Pictures don't belong in the copy; print all the records exactly.
>>>
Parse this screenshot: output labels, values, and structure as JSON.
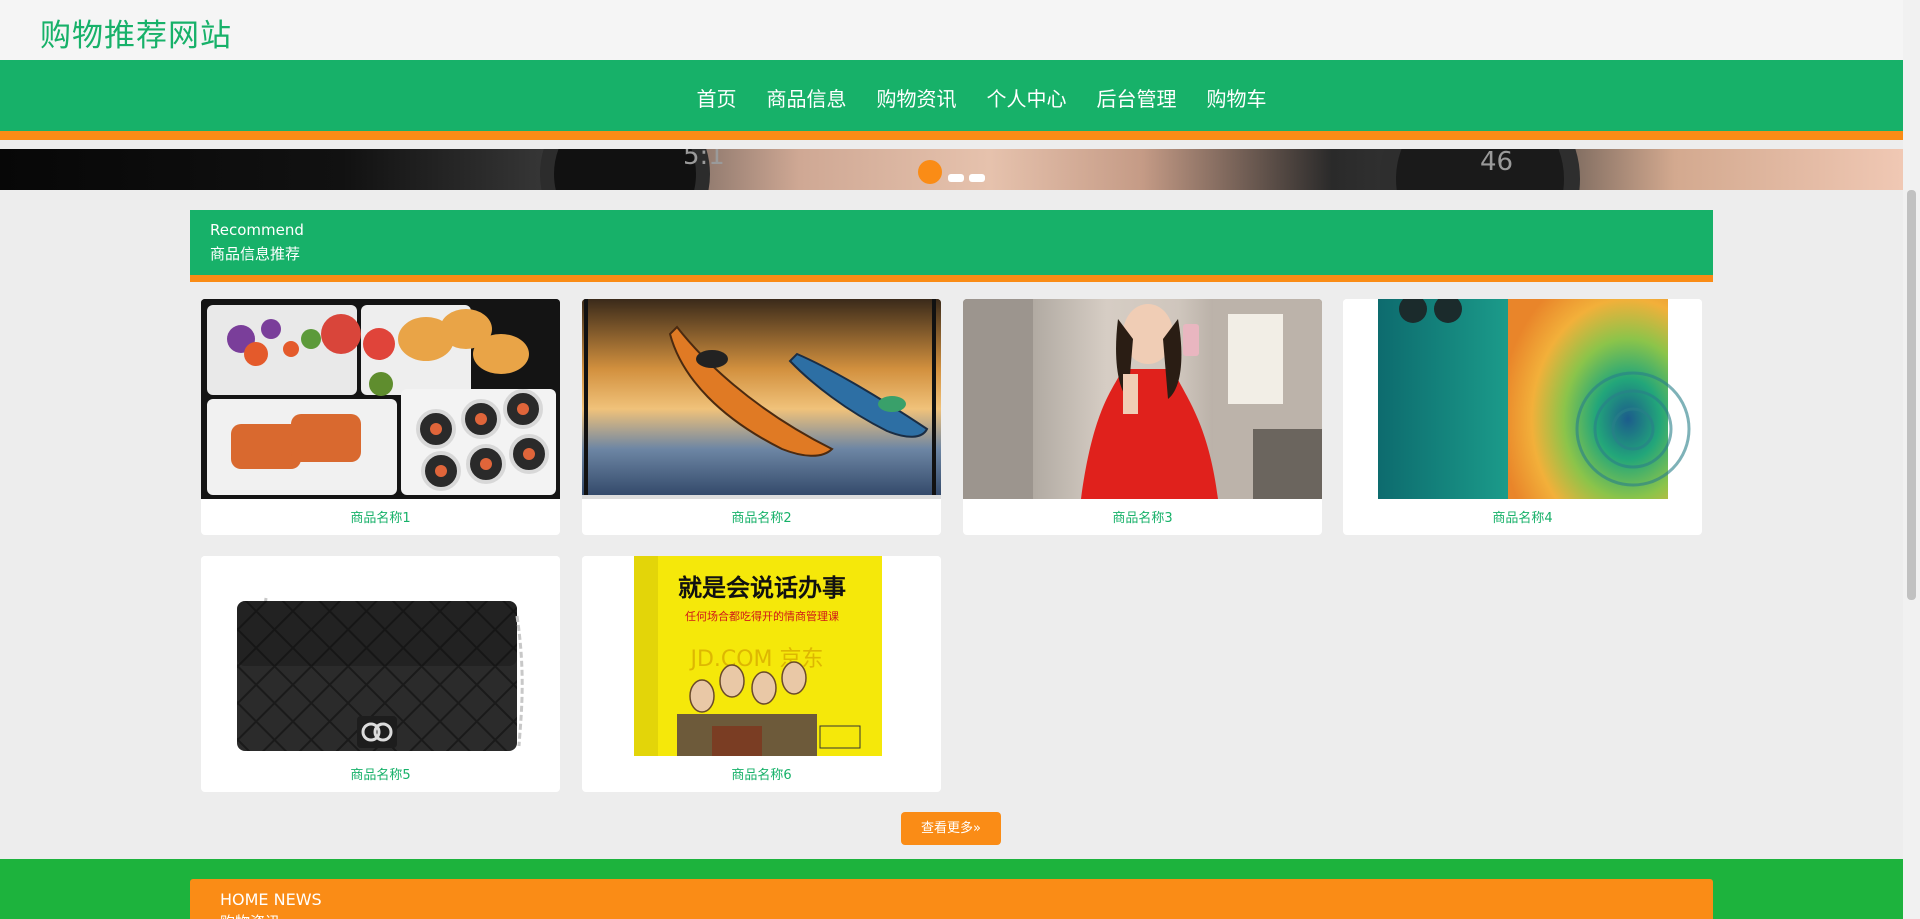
{
  "site": {
    "title": "购物推荐网站"
  },
  "nav": {
    "items": [
      {
        "label": "首页"
      },
      {
        "label": "商品信息"
      },
      {
        "label": "购物资讯"
      },
      {
        "label": "个人中心"
      },
      {
        "label": "后台管理"
      },
      {
        "label": "购物车"
      }
    ]
  },
  "banner": {
    "text_left": "5:1",
    "text_right": "46",
    "dots": 3,
    "active_dot": 1
  },
  "recommend": {
    "title_en": "Recommend",
    "title_cn": "商品信息推荐",
    "products": [
      {
        "name": "商品名称1",
        "image": "bento-box"
      },
      {
        "name": "商品名称2",
        "image": "kayaks"
      },
      {
        "name": "商品名称3",
        "image": "woman-red-dress"
      },
      {
        "name": "商品名称4",
        "image": "smartphone"
      },
      {
        "name": "商品名称5",
        "image": "quilted-handbag"
      },
      {
        "name": "商品名称6",
        "image": "book-cover"
      }
    ],
    "more_label": "查看更多»"
  },
  "book": {
    "title": "就是会说话办事",
    "subtitle": "任何场合都吃得开的情商管理课",
    "watermark": "JD.COM 京东"
  },
  "news": {
    "title_en": "HOME NEWS",
    "title_cn": "购物资讯"
  },
  "colors": {
    "primary_green": "#17b169",
    "accent_orange": "#fa8c16",
    "page_bg": "#ededed"
  }
}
<<<
## Solution to this exercise
Parse this screenshot: output labels, values, and structure as JSON.
{
  "site": {
    "title": "购物推荐网站"
  },
  "nav": {
    "items": [
      {
        "label": "首页"
      },
      {
        "label": "商品信息"
      },
      {
        "label": "购物资讯"
      },
      {
        "label": "个人中心"
      },
      {
        "label": "后台管理"
      },
      {
        "label": "购物车"
      }
    ]
  },
  "banner": {
    "text_left": "5:1",
    "text_right": "46",
    "dots": 3,
    "active_dot": 1
  },
  "recommend": {
    "title_en": "Recommend",
    "title_cn": "商品信息推荐",
    "products": [
      {
        "name": "商品名称1",
        "image": "bento-box"
      },
      {
        "name": "商品名称2",
        "image": "kayaks"
      },
      {
        "name": "商品名称3",
        "image": "woman-red-dress"
      },
      {
        "name": "商品名称4",
        "image": "smartphone"
      },
      {
        "name": "商品名称5",
        "image": "quilted-handbag"
      },
      {
        "name": "商品名称6",
        "image": "book-cover"
      }
    ],
    "more_label": "查看更多»"
  },
  "book": {
    "title": "就是会说话办事",
    "subtitle": "任何场合都吃得开的情商管理课",
    "watermark": "JD.COM 京东"
  },
  "news": {
    "title_en": "HOME NEWS",
    "title_cn": "购物资讯"
  },
  "colors": {
    "primary_green": "#17b169",
    "accent_orange": "#fa8c16",
    "page_bg": "#ededed"
  }
}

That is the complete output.